▶ **EXERCISE AIM**: Transcribe the material word for word, but without the images.

▶ **GIVEN DATA**:
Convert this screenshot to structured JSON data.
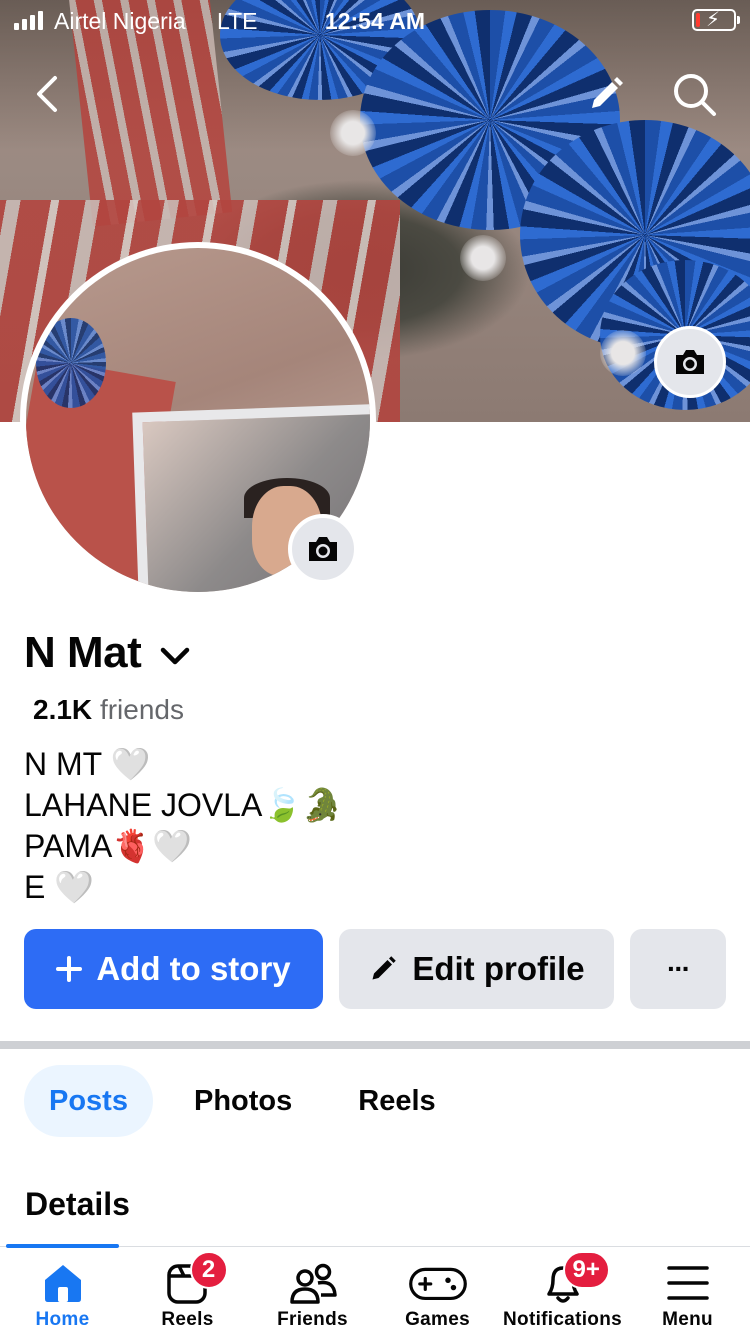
{
  "status_bar": {
    "carrier": "Airtel Nigeria",
    "network": "LTE",
    "time": "12:54 AM",
    "battery_level": 0.1,
    "charging": true
  },
  "header": {
    "back_icon": "chevron-left-icon",
    "edit_icon": "pencil-icon",
    "search_icon": "search-icon"
  },
  "profile": {
    "name": "N Mat",
    "friends_count": "2.1K",
    "friends_label": "friends",
    "bio": [
      "N MT 🤍",
      "LAHANE JOVLA🍃🐊",
      "PAMA🫀🤍",
      "E 🤍"
    ]
  },
  "actions": {
    "add_story_label": "Add to story",
    "edit_profile_label": "Edit profile",
    "more_label": "···"
  },
  "tabs": [
    {
      "label": "Posts",
      "active": true
    },
    {
      "label": "Photos",
      "active": false
    },
    {
      "label": "Reels",
      "active": false
    }
  ],
  "details_heading": "Details",
  "bottom_nav": [
    {
      "label": "Home",
      "icon": "home-icon",
      "active": true,
      "badge": ""
    },
    {
      "label": "Reels",
      "icon": "reels-icon",
      "active": false,
      "badge": "2"
    },
    {
      "label": "Friends",
      "icon": "friends-icon",
      "active": false,
      "badge": ""
    },
    {
      "label": "Games",
      "icon": "gamepad-icon",
      "active": false,
      "badge": ""
    },
    {
      "label": "Notifications",
      "icon": "bell-icon",
      "active": false,
      "badge": "9+"
    },
    {
      "label": "Menu",
      "icon": "menu-icon",
      "active": false,
      "badge": ""
    }
  ],
  "colors": {
    "accent": "#1877f2",
    "primary_button": "#2d6cf5",
    "secondary_button": "#e4e6eb",
    "badge": "#e41e3f"
  }
}
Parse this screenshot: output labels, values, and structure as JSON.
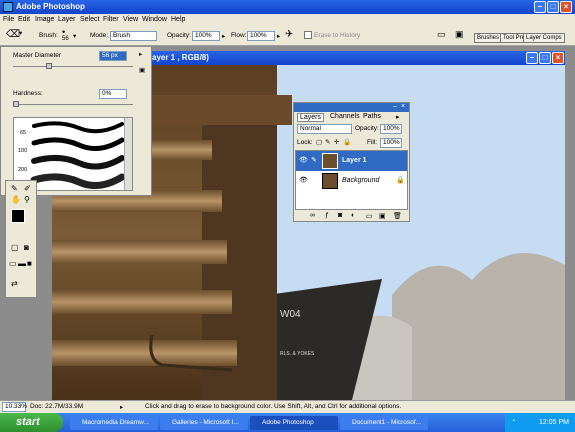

▶ **FINISHED TASK**:
Convert this screenshot to structured JSON data.
{
  "status_bar": {
    "carrier": "Airtel Nigeria",
    "network": "LTE",
    "time": "12:54 AM",
    "battery_level": 0.1,
    "charging": true
  },
  "header": {
    "back_icon": "chevron-left-icon",
    "edit_icon": "pencil-icon",
    "search_icon": "search-icon"
  },
  "profile": {
    "name": "N Mat",
    "friends_count": "2.1K",
    "friends_label": "friends",
    "bio": [
      "N MT 🤍",
      "LAHANE JOVLA🍃🐊",
      "PAMA🫀🤍",
      "E 🤍"
    ]
  },
  "actions": {
    "add_story_label": "Add to story",
    "edit_profile_label": "Edit profile",
    "more_label": "···"
  },
  "tabs": [
    {
      "label": "Posts",
      "active": true
    },
    {
      "label": "Photos",
      "active": false
    },
    {
      "label": "Reels",
      "active": false
    }
  ],
  "details_heading": "Details",
  "bottom_nav": [
    {
      "label": "Home",
      "icon": "home-icon",
      "active": true,
      "badge": ""
    },
    {
      "label": "Reels",
      "icon": "reels-icon",
      "active": false,
      "badge": "2"
    },
    {
      "label": "Friends",
      "icon": "friends-icon",
      "active": false,
      "badge": ""
    },
    {
      "label": "Games",
      "icon": "gamepad-icon",
      "active": false,
      "badge": ""
    },
    {
      "label": "Notifications",
      "icon": "bell-icon",
      "active": false,
      "badge": "9+"
    },
    {
      "label": "Menu",
      "icon": "menu-icon",
      "active": false,
      "badge": ""
    }
  ],
  "colors": {
    "accent": "#1877f2",
    "primary_button": "#2d6cf5",
    "secondary_button": "#e4e6eb",
    "badge": "#e41e3f"
  }
}
Parse this screenshot: output labels, values, and structure as JSON.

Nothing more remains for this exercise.